Records
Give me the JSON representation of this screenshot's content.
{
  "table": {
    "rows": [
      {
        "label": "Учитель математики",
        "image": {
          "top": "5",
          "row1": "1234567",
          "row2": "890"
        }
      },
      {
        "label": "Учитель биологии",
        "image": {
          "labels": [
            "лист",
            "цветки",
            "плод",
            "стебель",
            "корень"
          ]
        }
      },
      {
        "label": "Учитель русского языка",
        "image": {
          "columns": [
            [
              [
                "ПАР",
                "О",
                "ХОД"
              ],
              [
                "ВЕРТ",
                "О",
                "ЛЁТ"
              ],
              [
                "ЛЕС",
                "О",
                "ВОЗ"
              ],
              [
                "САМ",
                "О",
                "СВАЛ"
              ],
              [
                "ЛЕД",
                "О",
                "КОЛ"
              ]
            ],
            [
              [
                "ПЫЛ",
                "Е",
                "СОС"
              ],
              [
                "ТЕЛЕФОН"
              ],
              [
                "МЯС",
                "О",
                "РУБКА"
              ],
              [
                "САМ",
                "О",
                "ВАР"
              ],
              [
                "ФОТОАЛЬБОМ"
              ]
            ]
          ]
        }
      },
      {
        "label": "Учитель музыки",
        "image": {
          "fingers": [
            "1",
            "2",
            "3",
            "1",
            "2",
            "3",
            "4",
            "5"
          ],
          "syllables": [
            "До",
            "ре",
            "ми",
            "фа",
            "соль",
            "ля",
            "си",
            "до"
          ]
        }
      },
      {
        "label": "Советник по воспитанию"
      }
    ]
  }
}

WHAT IS ASKED - Search the lines above for the string "Учитель", then show every one that has it.

SOLUTION -
        "label": "Учитель математики",
        "label": "Учитель биологии",
        "label": "Учитель русского языка",
        "label": "Учитель музыки",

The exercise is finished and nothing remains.